-------- Entries provided --------
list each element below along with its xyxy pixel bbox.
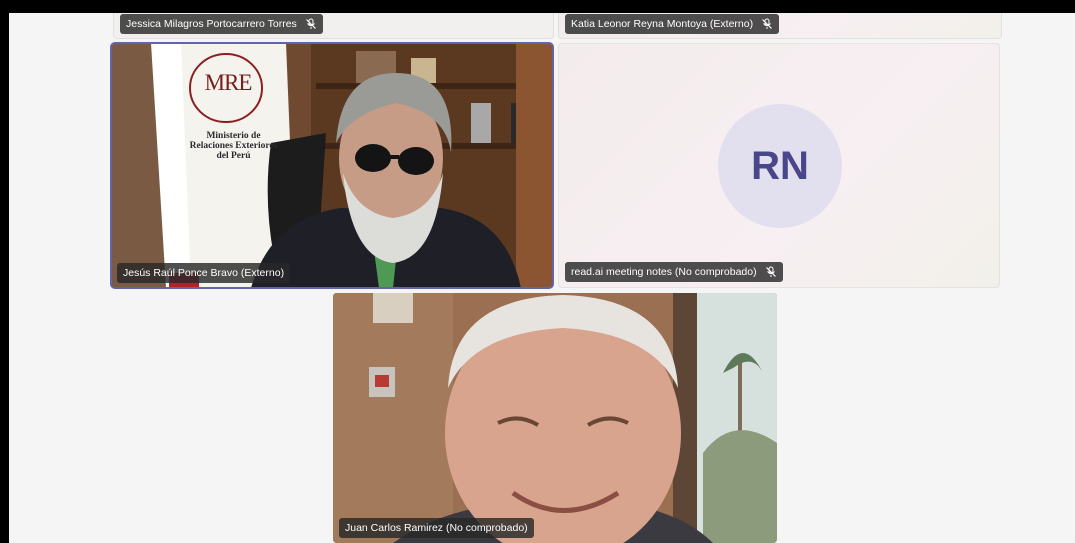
mic-off-icon <box>762 18 773 29</box>
participant-name: Juan Carlos Ramirez (No comprobado) <box>345 522 528 534</box>
participant-nameplate: read.ai meeting notes (No comprobado) <box>565 262 783 282</box>
participant-avatar: RN <box>718 104 842 228</box>
participant-nameplate: Jesús Raúl Ponce Bravo (Externo) <box>117 263 291 283</box>
video-tile-readai[interactable]: RN read.ai meeting notes (No comprobado) <box>558 43 1000 288</box>
participant-nameplate: Jessica Milagros Portocarrero Torres <box>120 14 323 34</box>
participant-nameplate: Juan Carlos Ramirez (No comprobado) <box>339 518 534 538</box>
mic-off-icon <box>305 18 316 29</box>
flag-caption-line: Relaciones Exteriores <box>189 141 278 151</box>
video-tile-juan-carlos[interactable]: Juan Carlos Ramirez (No comprobado) <box>333 293 777 543</box>
flag-logo-text: MRE <box>204 70 253 95</box>
video-tile-katia[interactable]: Katia Leonor Reyna Montoya (Externo) <box>558 13 1002 39</box>
participant-name: Jesús Raúl Ponce Bravo (Externo) <box>123 267 285 279</box>
mic-off-icon <box>765 266 776 277</box>
flag-caption-line: del Perú <box>216 151 251 161</box>
participant-video-feed <box>111 43 553 288</box>
participant-name: Katia Leonor Reyna Montoya (Externo) <box>571 18 754 30</box>
participant-nameplate: Katia Leonor Reyna Montoya (Externo) <box>565 14 780 34</box>
avatar-initials: RN <box>751 143 809 188</box>
video-tile-jessica[interactable]: Jessica Milagros Portocarrero Torres <box>113 13 554 39</box>
flag-caption: Ministerio de Relaciones Exteriores del … <box>171 131 296 161</box>
video-tile-jesus[interactable]: MRE Ministerio de Relaciones Exteriores … <box>110 42 554 289</box>
participant-name: Jessica Milagros Portocarrero Torres <box>126 18 297 30</box>
participant-video-feed <box>333 293 777 543</box>
flag-caption-line: Ministerio de <box>206 131 261 141</box>
participant-name: read.ai meeting notes (No comprobado) <box>571 266 757 278</box>
meeting-gallery: Jessica Milagros Portocarrero Torres Kat… <box>9 13 1075 543</box>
--------
#### [What is being asked]
Repeat the records from the line containing "mic-off-icon <box>762 18 773 29</box>" through the line containing "mic-off-icon <box>305 18 316 29</box>", including both of those lines.

#### [Result of this exercise]
mic-off-icon <box>762 18 773 29</box>
participant-name: Juan Carlos Ramirez (No comprobado) <box>345 522 528 534</box>
participant-nameplate: read.ai meeting notes (No comprobado) <box>565 262 783 282</box>
participant-avatar: RN <box>718 104 842 228</box>
participant-nameplate: Jesús Raúl Ponce Bravo (Externo) <box>117 263 291 283</box>
video-tile-readai[interactable]: RN read.ai meeting notes (No comprobado) <box>558 43 1000 288</box>
participant-nameplate: Jessica Milagros Portocarrero Torres <box>120 14 323 34</box>
participant-nameplate: Juan Carlos Ramirez (No comprobado) <box>339 518 534 538</box>
mic-off-icon <box>305 18 316 29</box>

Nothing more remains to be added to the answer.